**Problem to work on**
Reproduce every row below word for word, leaving out the pictures.
>> start Exercise material
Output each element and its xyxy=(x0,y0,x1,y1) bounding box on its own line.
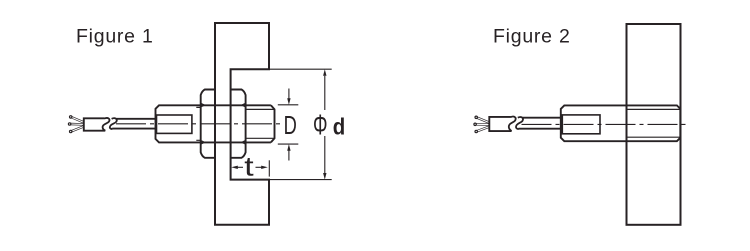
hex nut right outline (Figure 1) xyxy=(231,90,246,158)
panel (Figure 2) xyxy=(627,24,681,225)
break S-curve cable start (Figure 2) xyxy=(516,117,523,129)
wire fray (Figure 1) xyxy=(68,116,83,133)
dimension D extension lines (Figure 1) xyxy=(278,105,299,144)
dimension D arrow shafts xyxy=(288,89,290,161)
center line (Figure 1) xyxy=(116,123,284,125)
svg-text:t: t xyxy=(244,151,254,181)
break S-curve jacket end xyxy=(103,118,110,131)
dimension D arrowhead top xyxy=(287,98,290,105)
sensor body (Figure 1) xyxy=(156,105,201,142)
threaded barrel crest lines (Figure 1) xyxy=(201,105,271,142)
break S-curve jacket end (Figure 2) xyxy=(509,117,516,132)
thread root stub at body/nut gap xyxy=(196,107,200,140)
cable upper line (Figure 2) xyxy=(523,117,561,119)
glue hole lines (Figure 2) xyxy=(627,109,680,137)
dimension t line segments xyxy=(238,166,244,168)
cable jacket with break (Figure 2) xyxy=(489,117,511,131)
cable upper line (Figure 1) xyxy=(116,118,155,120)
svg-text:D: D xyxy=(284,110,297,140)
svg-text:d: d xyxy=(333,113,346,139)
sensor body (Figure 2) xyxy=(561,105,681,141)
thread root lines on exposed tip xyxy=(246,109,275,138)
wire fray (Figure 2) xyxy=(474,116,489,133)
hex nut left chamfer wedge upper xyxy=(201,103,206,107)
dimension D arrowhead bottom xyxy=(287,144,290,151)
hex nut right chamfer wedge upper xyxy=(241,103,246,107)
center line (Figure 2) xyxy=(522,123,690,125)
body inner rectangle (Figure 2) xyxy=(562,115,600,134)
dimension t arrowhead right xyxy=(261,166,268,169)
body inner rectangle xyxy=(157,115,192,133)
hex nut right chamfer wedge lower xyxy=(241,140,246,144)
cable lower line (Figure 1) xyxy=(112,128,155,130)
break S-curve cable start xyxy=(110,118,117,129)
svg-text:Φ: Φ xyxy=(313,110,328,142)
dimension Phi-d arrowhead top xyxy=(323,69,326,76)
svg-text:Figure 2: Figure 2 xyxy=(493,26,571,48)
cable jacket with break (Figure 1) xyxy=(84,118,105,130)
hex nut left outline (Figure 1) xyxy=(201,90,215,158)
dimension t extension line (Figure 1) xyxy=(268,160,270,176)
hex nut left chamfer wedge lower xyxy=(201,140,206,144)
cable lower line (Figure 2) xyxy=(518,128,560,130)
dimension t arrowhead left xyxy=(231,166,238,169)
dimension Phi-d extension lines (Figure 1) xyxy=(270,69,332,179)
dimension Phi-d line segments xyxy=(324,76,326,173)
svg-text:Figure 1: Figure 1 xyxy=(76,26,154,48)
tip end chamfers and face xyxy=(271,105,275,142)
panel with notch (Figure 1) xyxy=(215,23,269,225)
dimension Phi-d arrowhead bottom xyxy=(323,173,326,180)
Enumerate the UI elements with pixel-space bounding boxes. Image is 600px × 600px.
>> end Exercise material
**Finished task**
Output each element and its xyxy=(x0,y0,x1,y1) bounding box on its own line.
hex nut right outline (Figure 1) xyxy=(231,90,246,158)
panel (Figure 2) xyxy=(627,24,681,225)
break S-curve cable start (Figure 2) xyxy=(516,117,523,129)
wire fray (Figure 1) xyxy=(68,116,83,133)
dimension D extension lines (Figure 1) xyxy=(278,105,299,144)
dimension D arrow shafts xyxy=(288,89,290,161)
center line (Figure 1) xyxy=(116,123,284,125)
svg-text:t: t xyxy=(244,151,254,181)
break S-curve jacket end xyxy=(103,118,110,131)
dimension D arrowhead top xyxy=(287,98,290,105)
sensor body (Figure 1) xyxy=(156,105,201,142)
threaded barrel crest lines (Figure 1) xyxy=(201,105,271,142)
break S-curve jacket end (Figure 2) xyxy=(509,117,516,132)
thread root stub at body/nut gap xyxy=(196,107,200,140)
cable upper line (Figure 2) xyxy=(523,117,561,119)
glue hole lines (Figure 2) xyxy=(627,109,680,137)
dimension t line segments xyxy=(238,166,244,168)
cable jacket with break (Figure 2) xyxy=(489,117,511,131)
cable upper line (Figure 1) xyxy=(116,118,155,120)
svg-text:D: D xyxy=(284,110,297,140)
svg-text:d: d xyxy=(333,113,346,139)
sensor body (Figure 2) xyxy=(561,105,681,141)
thread root lines on exposed tip xyxy=(246,109,275,138)
wire fray (Figure 2) xyxy=(474,116,489,133)
hex nut left chamfer wedge upper xyxy=(201,103,206,107)
dimension D arrowhead bottom xyxy=(287,144,290,151)
hex nut right chamfer wedge upper xyxy=(241,103,246,107)
center line (Figure 2) xyxy=(522,123,690,125)
body inner rectangle (Figure 2) xyxy=(562,115,600,134)
dimension t arrowhead right xyxy=(261,166,268,169)
body inner rectangle xyxy=(157,115,192,133)
hex nut right chamfer wedge lower xyxy=(241,140,246,144)
cable lower line (Figure 1) xyxy=(112,128,155,130)
break S-curve cable start xyxy=(110,118,117,129)
svg-text:Φ: Φ xyxy=(313,110,328,142)
dimension Phi-d arrowhead top xyxy=(323,69,326,76)
svg-text:Figure 2: Figure 2 xyxy=(493,26,571,48)
cable jacket with break (Figure 1) xyxy=(84,118,105,130)
hex nut left outline (Figure 1) xyxy=(201,90,215,158)
dimension t extension line (Figure 1) xyxy=(268,160,270,176)
hex nut left chamfer wedge lower xyxy=(201,140,206,144)
cable lower line (Figure 2) xyxy=(518,128,560,130)
dimension t arrowhead left xyxy=(231,166,238,169)
dimension Phi-d extension lines (Figure 1) xyxy=(270,69,332,179)
dimension Phi-d line segments xyxy=(324,76,326,173)
svg-text:Figure 1: Figure 1 xyxy=(76,26,154,48)
tip end chamfers and face xyxy=(271,105,275,142)
panel with notch (Figure 1) xyxy=(215,23,269,225)
dimension Phi-d arrowhead bottom xyxy=(323,173,326,180)
Enumerate the UI elements with pixel-space bounding boxes. Image is 600px × 600px.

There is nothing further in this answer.